= Information supplied =

- - -

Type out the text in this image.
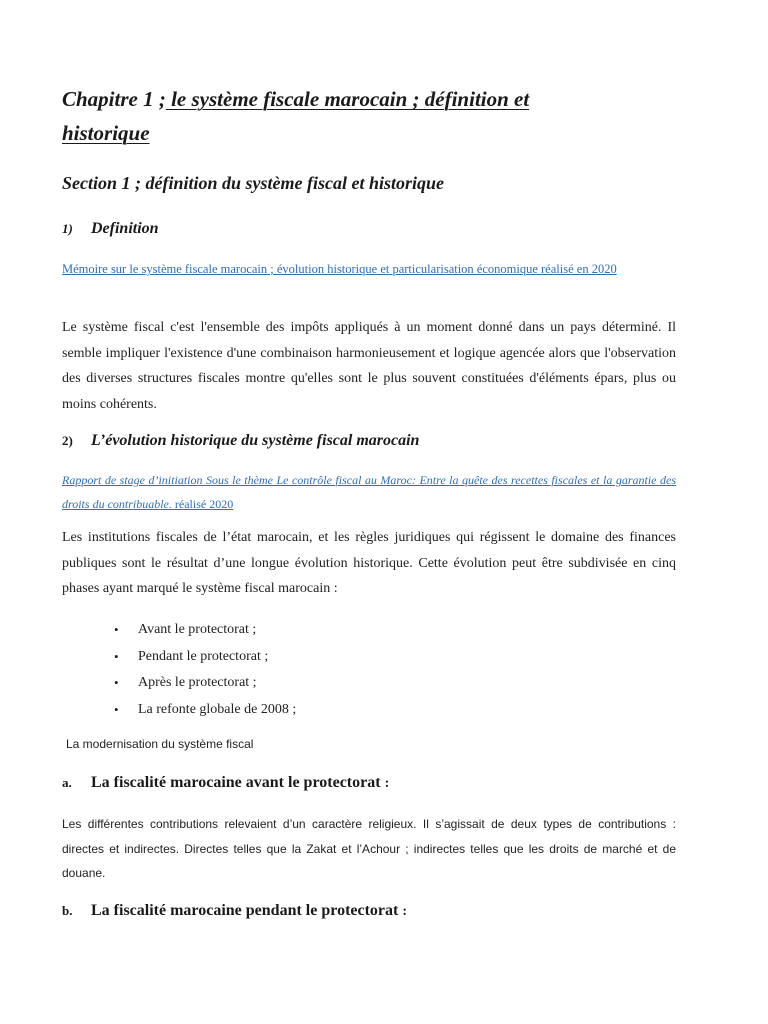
Chapitre 1 ; le système fiscale marocain ; définition et
historique
Section 1 ; définition du système fiscal et historique
1)	Definition
Mémoire sur le système fiscale marocain ; évolution historique et particularisation économique réalisé en 2020

Le système fiscal c'est l'ensemble des impôts appliqués à un moment donné dans un pays déterminé. Il semble impliquer l'existence d'une combinaison harmonieusement et logique agencée alors que l'observation des diverses structures fiscales montre qu'elles sont le plus souvent constituées d'éléments épars, plus ou moins cohérents.

2)	L’évolution historique du système fiscal marocain
Rapport de stage d’initiation Sous le thème Le contrôle fiscal au Maroc: Entre la quête des recettes fiscales et la garantie des droits du contribuable. réalisé 2020

Les institutions fiscales de l’état marocain, et les règles juridiques qui régissent le domaine des finances publiques sont le résultat d’une longue évolution historique. Cette évolution peut être subdivisée en cinq phases ayant marqué le système fiscal marocain :

•	Avant le protectorat ;
•	Pendant le protectorat ;
•	Après le protectorat ;
•	La refonte globale de 2008 ;

La modernisation du système fiscal

a.	La fiscalité marocaine avant le protectorat :

Les différentes contributions relevaient d’un caractère religieux. Il s’agissait de deux types de contributions : directes et indirectes. Directes telles que la Zakat et l’Achour ; indirectes telles que les droits de marché et de douane.

b.	La fiscalité marocaine pendant le protectorat :
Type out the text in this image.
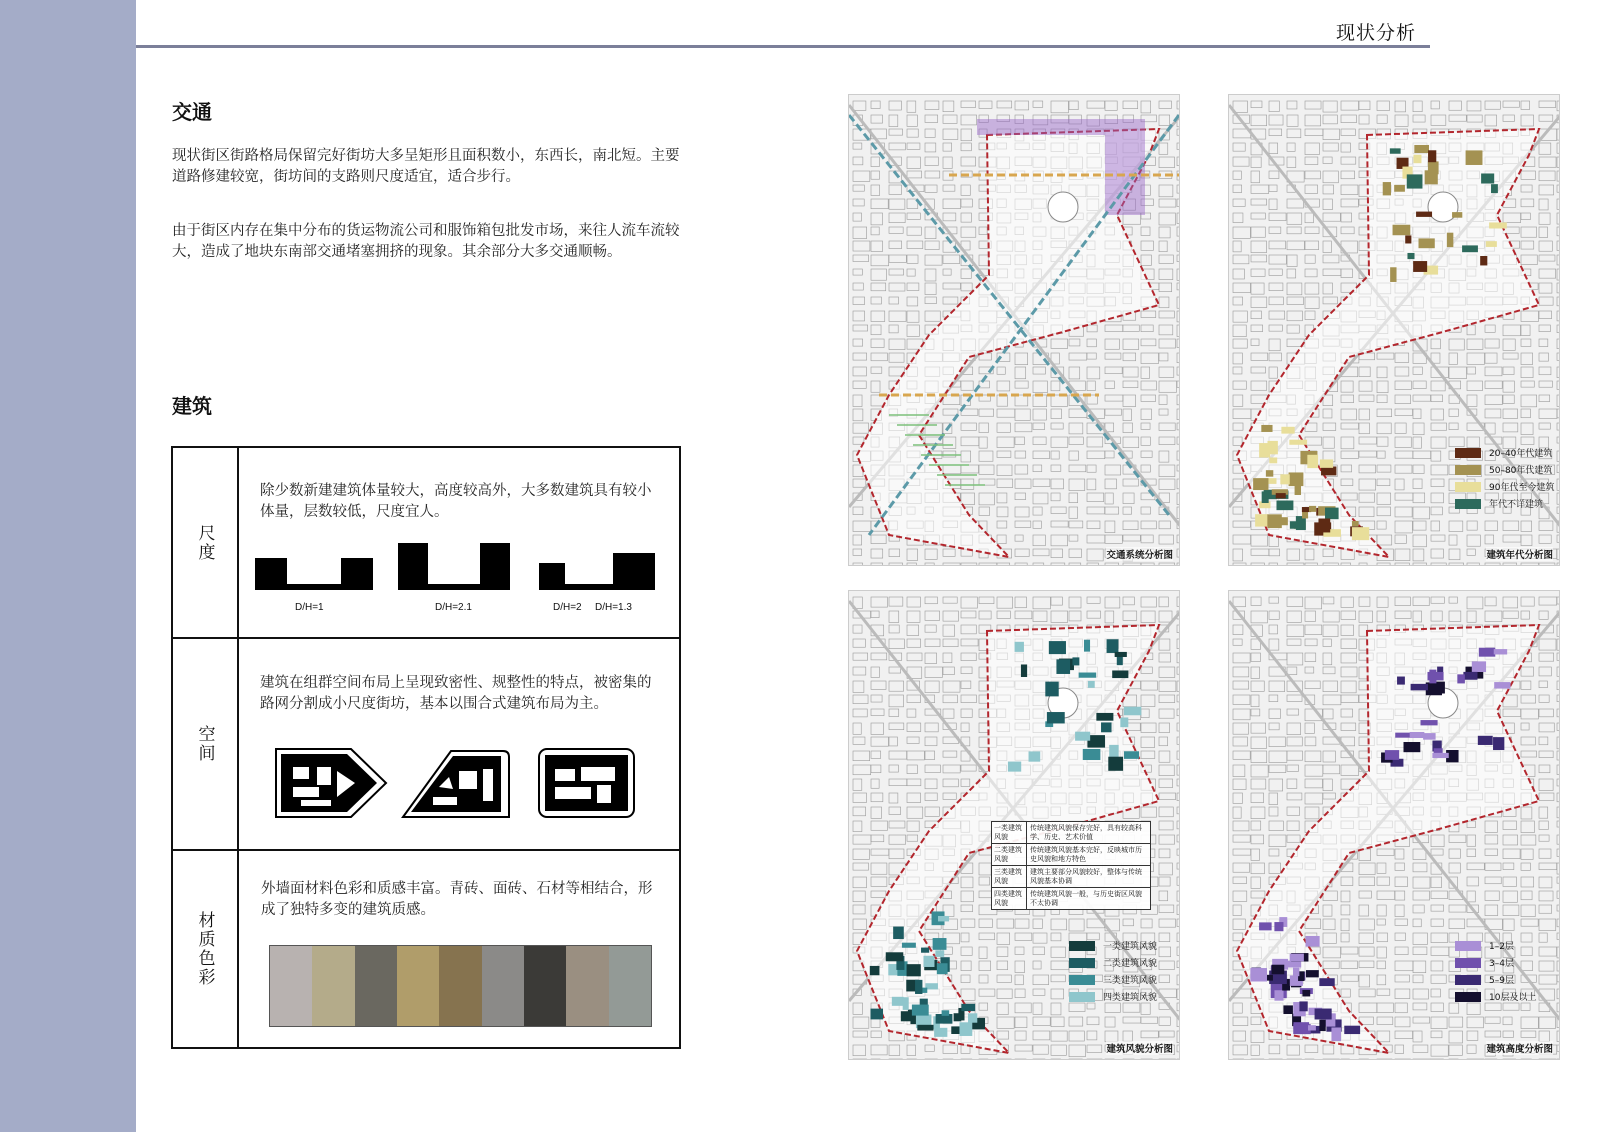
现状分析
交通
现状街区街路格局保留完好街坊大多呈矩形且面积数小，东西长，南北短。主要道路修建较宽，街坊间的支路则尺度适宜，适合步行。
由于街区内存在集中分布的货运物流公司和服饰箱包批发市场，来往人流车流较大，造成了地块东南部交通堵塞拥挤的现象。其余部分大多交通顺畅。
建筑
尺度
除少数新建建筑体量较大，高度较高外，大多数建筑具有较小体量，层数较低，尺度宜人。
D/H=1	D/H=2.1	D/H=2 D/H=1.3
空间
建筑在组群空间布局上呈现致密性、规整性的特点，被密集的路网分割成小尺度街坊，基本以围合式建筑布局为主。
材质色彩
外墙面材料色彩和质感丰富。青砖、面砖、石材等相结合，形成了独特多变的建筑质感。
交通系统分析图
20–40年代建筑
50–80年代建筑
90年代至今建筑
年代不详建筑
建筑年代分析图
一类建筑风貌
传统建筑风貌保存完好，具有较高科学、历史、艺术价值
二类建筑风貌
传统建筑风貌基本完好，反映城市历史风貌和地方特色
三类建筑风貌
建筑主要部分风貌较好，整体与传统风貌基本协调
四类建筑风貌
传统建筑风貌一般，与历史街区风貌不太协调
一类建筑风貌
二类建筑风貌
三类建筑风貌
四类建筑风貌
建筑风貌分析图
1–2层
3–4层
5–9层
10层及以上
建筑高度分析图
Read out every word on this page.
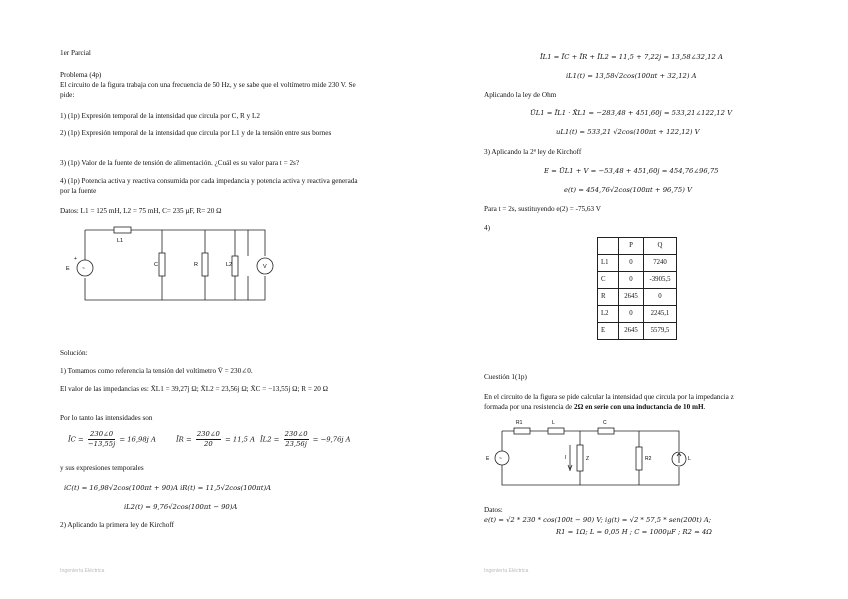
1er Parcial
Problema (4p)
El circuito de la figura trabaja con una frecuencia de 50 Hz, y se sabe que el voltímetro mide 230 V. Se pide:
1) (1p) Expresión temporal de la intensidad que circula por C, R y L2
2) (1p) Expresión temporal de la intensidad que circula por L1 y de la tensión entre sus bornes
3) (1p) Valor de la fuente de tensión de alimentación. ¿Cuál es su valor para t = 2s?
4) (1p) Potencia activa y reactiva consumida por cada impedancia y potencia activa y reactiva generada por la fuente
Datos: L1 = 125 mH, L2 = 75 mH, C= 235 µF, R= 20 Ω
L1
C	R	L2
E
+
~	V
Solución:
1) Tomamos como referencia la tensión del voltímetro V̄ = 230∠0.
El valor de las impedancias es: X̄L1 = 39,27j Ω; X̄L2 = 23,56j Ω; X̄C = −13,55j Ω; R = 20 Ω
Por lo tanto las intensidades son
ĪC = $\frac{230\angle 0}{-13,55j} = 16,98j$ A	ĪR = $\frac{230\angle 0}{20} = 11,5$ A ĪL2 = $\frac{230\angle 0}{23,56j} = -9,76j$ A
y sus expresiones temporales
iC(t) = 16,98√2cos(100πt + 90)A iR(t) = 11,5√2cos(100πt)A
iL2(t) = 9,76√2cos(100πt − 90)A
2) Aplicando la primera ley de Kirchoff
Ingeniería Eléctrica
ĪL1 = ĪC + ĪR + ĪL2 = 11,5 + 7,22j = 13,58∠32,12 A
iL1(t) = 13,58√2cos(100πt + 32,12) A
Aplicando la ley de Ohm
ŪL1 = ĪL1 · X̄L1 = −283,48 + 451,60j = 533,21∠122,12 V
uL1(t) = 533,21 √2cos(100πt + 122,12) V
3) Aplicando la 2ª ley de Kirchoff
E = ŪL1 + V = −53,48 + 451,60j = 454,76∠96,75
e(t) = 454,76√2cos(100πt + 96,75) V
Para t = 2s, sustituyendo e(2) = -75,63 V
4)
	P	Q
L1	0	7240
C	0	-3905,5
R	2645	0
L2	0	2245,1
E	2645	5579,5
Cuestión 1(1p)
En el circuito de la figura se pide calcular la intensidad que circula por la impedancia z
formada por una resistencia de 2Ω en serie con una inductancia de 10 mH.
R1	L	C
E ~	I	Z	R2	L
Datos:
e(t) = √2 * 230 * cos(100t − 90) V; ig(t) = √2 * 57,5 * sen(200t) A;
R1 = 1Ω; L = 0,05 H ; C = 1000µF ; R2 = 4Ω
Ingeniería Eléctrica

- - -

= Task statement =
Without the images, write out each line of the data verbatim.

= Answer =
Type out the text in this image.
Chapitre 1 ; le système fiscale marocain ; définition et
historique
Section 1 ; définition du système fiscal et historique
1)	Definition
Mémoire sur le système fiscale marocain ; évolution historique et particularisation économique réalisé en 2020

Le système fiscal c'est l'ensemble des impôts appliqués à un moment donné dans un pays déterminé. Il semble impliquer l'existence d'une combinaison harmonieusement et logique agencée alors que l'observation des diverses structures fiscales montre qu'elles sont le plus souvent constituées d'éléments épars, plus ou moins cohérents.

2)	L’évolution historique du système fiscal marocain
Rapport de stage d’initiation Sous le thème Le contrôle fiscal au Maroc: Entre la quête des recettes fiscales et la garantie des droits du contribuable. réalisé 2020

Les institutions fiscales de l’état marocain, et les règles juridiques qui régissent le domaine des finances publiques sont le résultat d’une longue évolution historique. Cette évolution peut être subdivisée en cinq phases ayant marqué le système fiscal marocain :

•	Avant le protectorat ;
•	Pendant le protectorat ;
•	Après le protectorat ;
•	La refonte globale de 2008 ;

La modernisation du système fiscal

a.	La fiscalité marocaine avant le protectorat :

Les différentes contributions relevaient d’un caractère religieux. Il s’agissait de deux types de contributions : directes et indirectes. Directes telles que la Zakat et l’Achour ; indirectes telles que les droits de marché et de douane.

b.	La fiscalité marocaine pendant le protectorat :
Type out the text in this image.
现状分析
交通
现状街区街路格局保留完好街坊大多呈矩形且面积数小，东西长，南北短。主要道路修建较宽，街坊间的支路则尺度适宜，适合步行。
由于街区内存在集中分布的货运物流公司和服饰箱包批发市场，来往人流车流较大，造成了地块东南部交通堵塞拥挤的现象。其余部分大多交通顺畅。
建筑
尺度
除少数新建建筑体量较大，高度较高外，大多数建筑具有较小体量，层数较低，尺度宜人。
D/H=1	D/H=2.1	D/H=2 D/H=1.3
空间
建筑在组群空间布局上呈现致密性、规整性的特点，被密集的路网分割成小尺度街坊，基本以围合式建筑布局为主。
材质色彩
外墙面材料色彩和质感丰富。青砖、面砖、石材等相结合，形成了独特多变的建筑质感。
交通系统分析图
20–40年代建筑
50–80年代建筑
90年代至今建筑
年代不详建筑
建筑年代分析图
一类建筑风貌
传统建筑风貌保存完好，具有较高科学、历史、艺术价值
二类建筑风貌
传统建筑风貌基本完好，反映城市历史风貌和地方特色
三类建筑风貌
建筑主要部分风貌较好，整体与传统风貌基本协调
四类建筑风貌
传统建筑风貌一般，与历史街区风貌不太协调
一类建筑风貌
二类建筑风貌
三类建筑风貌
四类建筑风貌
建筑风貌分析图
1–2层
3–4层
5–9层
10层及以上
建筑高度分析图
Read out every word on this page.
1er Parcial
Problema (4p)
El circuito de la figura trabaja con una frecuencia de 50 Hz, y se sabe que el voltímetro mide 230 V. Se pide:
1) (1p) Expresión temporal de la intensidad que circula por C, R y L2
2) (1p) Expresión temporal de la intensidad que circula por L1 y de la tensión entre sus bornes
3) (1p) Valor de la fuente de tensión de alimentación. ¿Cuál es su valor para t = 2s?
4) (1p) Potencia activa y reactiva consumida por cada impedancia y potencia activa y reactiva generada por la fuente
Datos: L1 = 125 mH, L2 = 75 mH, C= 235 µF, R= 20 Ω
L1
C	R	L2
E
+
~	V
Solución:
1) Tomamos como referencia la tensión del voltímetro V̄ = 230∠0.
El valor de las impedancias es: X̄L1 = 39,27j Ω; X̄L2 = 23,56j Ω; X̄C = −13,55j Ω; R = 20 Ω
Por lo tanto las intensidades son
ĪC = $\frac{230\angle 0}{-13,55j} = 16,98j$ A	ĪR = $\frac{230\angle 0}{20} = 11,5$ A ĪL2 = $\frac{230\angle 0}{23,56j} = -9,76j$ A
y sus expresiones temporales
iC(t) = 16,98√2cos(100πt + 90)A iR(t) = 11,5√2cos(100πt)A
iL2(t) = 9,76√2cos(100πt − 90)A
2) Aplicando la primera ley de Kirchoff
Ingeniería Eléctrica
ĪL1 = ĪC + ĪR + ĪL2 = 11,5 + 7,22j = 13,58∠32,12 A
iL1(t) = 13,58√2cos(100πt + 32,12) A
Aplicando la ley de Ohm
ŪL1 = ĪL1 · X̄L1 = −283,48 + 451,60j = 533,21∠122,12 V
uL1(t) = 533,21 √2cos(100πt + 122,12) V
3) Aplicando la 2ª ley de Kirchoff
E = ŪL1 + V = −53,48 + 451,60j = 454,76∠96,75
e(t) = 454,76√2cos(100πt + 96,75) V
Para t = 2s, sustituyendo e(2) = -75,63 V
4)
	P	Q
L1	0	7240
C	0	-3905,5
R	2645	0
L2	0	2245,1
E	2645	5579,5
Cuestión 1(1p)
En el circuito de la figura se pide calcular la intensidad que circula por la impedancia z
formada por una resistencia de 2Ω en serie con una inductancia de 10 mH.
R1	L	C
E ~	I	Z	R2	L
Datos:
e(t) = √2 * 230 * cos(100t − 90) V; ig(t) = √2 * 57,5 * sen(200t) A;
R1 = 1Ω; L = 0,05 H ; C = 1000µF ; R2 = 4Ω
Ingeniería Eléctrica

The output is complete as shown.